=== Section Start ===

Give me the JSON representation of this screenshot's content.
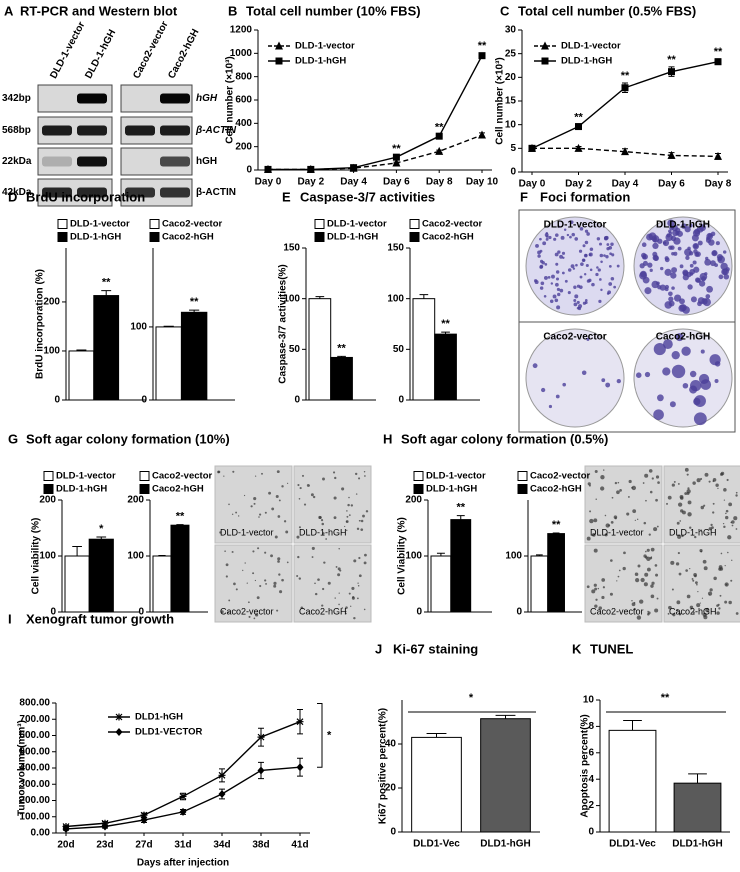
{
  "blot": {
    "panel": "A",
    "title": "RT-PCR and Western blot",
    "lanes": [
      "DLD-1-vector",
      "DLD-1-hGH",
      "Caco2-vector",
      "Caco2-hGH"
    ],
    "size_labels": [
      "342bp",
      "568bp",
      "22kDa",
      "42kDa"
    ],
    "target_labels": [
      "hGH",
      "β-ACTIN",
      "hGH",
      "β-ACTIN"
    ]
  },
  "foci": {
    "panel": "F",
    "title": "Foci formation",
    "labels": [
      "DLD-1-vector",
      "DLD-1-hGH",
      "Caco2-vector",
      "Caco2-hGH"
    ]
  },
  "agar_images": [
    {
      "labels": [
        "DLD-1-vector",
        "DLD-1-hGH",
        "Caco2-vector",
        "Caco2-hGH"
      ]
    },
    {
      "labels": [
        "DLD-1-vector",
        "DLD-1-hGH",
        "Caco2-vector",
        "Caco2-hGH"
      ]
    }
  ],
  "chart_data": [
    {
      "type": "line",
      "panel": "B",
      "title": "Total cell number (10% FBS)",
      "ylabel": "Cell number (×10³)",
      "categories": [
        "Day 0",
        "Day 2",
        "Day 4",
        "Day 6",
        "Day 8",
        "Day 10"
      ],
      "series": [
        {
          "name": "DLD-1-vector",
          "color": "#000000",
          "dash": true,
          "marker": "triangle",
          "values": [
            5,
            5,
            15,
            60,
            160,
            300
          ],
          "errors": [
            1,
            1,
            3,
            8,
            10,
            18
          ]
        },
        {
          "name": "DLD-1-hGH",
          "color": "#000000",
          "dash": false,
          "marker": "square",
          "values": [
            5,
            5,
            20,
            110,
            290,
            980
          ],
          "errors": [
            1,
            1,
            4,
            10,
            15,
            20
          ]
        }
      ],
      "significance": [
        null,
        null,
        null,
        "**",
        "**",
        "**"
      ],
      "ylim": [
        0,
        1200
      ],
      "yticks": [
        0,
        200,
        400,
        600,
        800,
        1000,
        1200
      ],
      "grid": false
    },
    {
      "type": "line",
      "panel": "C",
      "title": "Total cell number (0.5% FBS)",
      "ylabel": "Cell number (×10³)",
      "categories": [
        "Day 0",
        "Day 2",
        "Day 4",
        "Day 6",
        "Day 8"
      ],
      "series": [
        {
          "name": "DLD-1-vector",
          "color": "#000000",
          "dash": true,
          "marker": "triangle",
          "values": [
            5,
            5,
            4.3,
            3.5,
            3.3
          ],
          "errors": [
            0.3,
            0.4,
            0.6,
            0.6,
            0.6
          ]
        },
        {
          "name": "DLD-1-hGH",
          "color": "#000000",
          "dash": false,
          "marker": "square",
          "values": [
            5,
            9.6,
            17.8,
            21.2,
            23.3
          ],
          "errors": [
            0.3,
            0.4,
            1,
            1,
            0.6
          ]
        }
      ],
      "significance": [
        null,
        "**",
        "**",
        "**",
        "**"
      ],
      "ylim": [
        0,
        30
      ],
      "yticks": [
        0,
        5,
        10,
        15,
        20,
        25,
        30
      ],
      "grid": false
    },
    {
      "type": "bar",
      "panel": "D",
      "title": "BrdU incorporation",
      "ylabel": "BrdU incorporation (%)",
      "series": [
        {
          "name": "DLD-1-vector",
          "color": "#ffffff",
          "values": [
            100
          ],
          "errors": [
            2
          ]
        },
        {
          "name": "DLD-1-hGH",
          "color": "#000000",
          "values": [
            213
          ],
          "errors": [
            10
          ]
        }
      ],
      "significance": "**",
      "ylim": [
        0,
        310
      ],
      "yticks": [
        0,
        100,
        200
      ],
      "grid": false
    },
    {
      "type": "bar",
      "series": [
        {
          "name": "Caco2-vector",
          "color": "#ffffff",
          "values": [
            100
          ],
          "errors": [
            1
          ]
        },
        {
          "name": "Caco2-hGH",
          "color": "#000000",
          "values": [
            120
          ],
          "errors": [
            3
          ]
        }
      ],
      "significance": "**",
      "ylim": [
        0,
        208
      ],
      "yticks": [
        0,
        100
      ],
      "grid": false
    },
    {
      "type": "bar",
      "panel": "E",
      "title": "Caspase-3/7 activities",
      "ylabel": "Caspase-3/7 activities(%)",
      "series": [
        {
          "name": "DLD-1-vector",
          "color": "#ffffff",
          "values": [
            100
          ],
          "errors": [
            2
          ]
        },
        {
          "name": "DLD-1-hGH",
          "color": "#000000",
          "values": [
            42
          ],
          "errors": [
            1
          ]
        }
      ],
      "significance": "**",
      "ylim": [
        0,
        150
      ],
      "yticks": [
        0,
        50,
        100,
        150
      ],
      "grid": false
    },
    {
      "type": "bar",
      "series": [
        {
          "name": "Caco2-vector",
          "color": "#ffffff",
          "values": [
            100
          ],
          "errors": [
            4
          ]
        },
        {
          "name": "Caco2-hGH",
          "color": "#000000",
          "values": [
            65
          ],
          "errors": [
            2
          ]
        }
      ],
      "significance": "**",
      "ylim": [
        0,
        150
      ],
      "yticks": [
        0,
        50,
        100,
        150
      ],
      "grid": false
    },
    {
      "type": "bar",
      "panel": "G",
      "title": "Soft agar colony formation (10%)",
      "ylabel": "Cell viability (%)",
      "series": [
        {
          "name": "DLD-1-vector",
          "color": "#ffffff",
          "values": [
            100
          ],
          "errors": [
            17
          ]
        },
        {
          "name": "DLD-1-hGH",
          "color": "#000000",
          "values": [
            130
          ],
          "errors": [
            4
          ]
        }
      ],
      "significance": "*",
      "ylim": [
        0,
        200
      ],
      "yticks": [
        0,
        100,
        200
      ],
      "grid": false
    },
    {
      "type": "bar",
      "series": [
        {
          "name": "Caco2-vector",
          "color": "#ffffff",
          "values": [
            100
          ],
          "errors": [
            1
          ]
        },
        {
          "name": "Caco2-hGH",
          "color": "#000000",
          "values": [
            155
          ],
          "errors": [
            1
          ]
        }
      ],
      "significance": "**",
      "ylim": [
        0,
        200
      ],
      "yticks": [
        0,
        100,
        200
      ],
      "grid": false
    },
    {
      "type": "bar",
      "panel": "H",
      "title": "Soft agar colony formation (0.5%)",
      "ylabel": "Cell Viability (%)",
      "series": [
        {
          "name": "DLD-1-vector",
          "color": "#ffffff",
          "values": [
            100
          ],
          "errors": [
            5
          ]
        },
        {
          "name": "DLD-1-hGH",
          "color": "#000000",
          "values": [
            165
          ],
          "errors": [
            7
          ]
        }
      ],
      "significance": "**",
      "ylim": [
        0,
        200
      ],
      "yticks": [
        0,
        100,
        200
      ],
      "grid": false
    },
    {
      "type": "bar",
      "series": [
        {
          "name": "Caco2-vector",
          "color": "#ffffff",
          "values": [
            100
          ],
          "errors": [
            2
          ]
        },
        {
          "name": "Caco2-hGH",
          "color": "#000000",
          "values": [
            140
          ],
          "errors": [
            1
          ]
        }
      ],
      "significance": "**",
      "ylim": [
        0,
        200
      ],
      "yticks": [
        0,
        100
      ],
      "grid": false
    },
    {
      "type": "line",
      "panel": "I",
      "title": "Xenograft tumor growth",
      "ylabel": "Tumor volume(mm³)",
      "xlabel": "Days after injection",
      "categories": [
        "20d",
        "23d",
        "27d",
        "31d",
        "34d",
        "38d",
        "41d"
      ],
      "series": [
        {
          "name": "DLD1-hGH",
          "color": "#000000",
          "dash": false,
          "marker": "asterisk",
          "values": [
            40,
            60,
            110,
            225,
            355,
            590,
            685
          ],
          "errors": [
            8,
            10,
            12,
            20,
            40,
            55,
            75
          ]
        },
        {
          "name": "DLD1-VECTOR",
          "color": "#000000",
          "dash": false,
          "marker": "diamond",
          "values": [
            25,
            40,
            80,
            130,
            240,
            385,
            405
          ],
          "errors": [
            8,
            10,
            15,
            15,
            30,
            50,
            55
          ]
        }
      ],
      "significance": "*",
      "ylim": [
        0,
        800
      ],
      "yticks": [
        {
          "value": 0,
          "label": "0.00"
        },
        {
          "value": 100,
          "label": "100.00"
        },
        {
          "value": 200,
          "label": "200.00"
        },
        {
          "value": 300,
          "label": "300.00"
        },
        {
          "value": 400,
          "label": "400.00"
        },
        {
          "value": 500,
          "label": "500.00"
        },
        {
          "value": 600,
          "label": "600.00"
        },
        {
          "value": 700,
          "label": "700.00"
        },
        {
          "value": 800,
          "label": "800.00"
        }
      ],
      "grid": false
    },
    {
      "type": "bar",
      "panel": "J",
      "title": "Ki-67 staining",
      "ylabel": "Ki67 positive percent(%)",
      "categories": [
        "DLD1-Vec",
        "DLD1-hGH"
      ],
      "values": [
        43,
        51.5
      ],
      "errors": [
        1.8,
        1.5
      ],
      "colors": [
        "#ffffff",
        "#5a5a5a"
      ],
      "significance": "*",
      "ylim": [
        0,
        60
      ],
      "yticks": [
        0,
        20,
        40
      ],
      "grid": false
    },
    {
      "type": "bar",
      "panel": "K",
      "title": "TUNEL",
      "ylabel": "Apoptosis percent(%)",
      "categories": [
        "DLD1-Vec",
        "DLD1-hGH"
      ],
      "values": [
        7.7,
        3.7
      ],
      "errors": [
        0.75,
        0.7
      ],
      "colors": [
        "#ffffff",
        "#5a5a5a"
      ],
      "significance": "**",
      "ylim": [
        0,
        10
      ],
      "yticks": [
        0,
        2,
        4,
        6,
        8,
        10
      ],
      "grid": false
    }
  ]
}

=== Section End ===

Scan the entries for lines holding the string "formation", then copy every one of them.

* _Your response_:
    "title": "Foci formation",
      "title": "Soft agar colony formation (10%)",
      "title": "Soft agar colony formation (0.5%)",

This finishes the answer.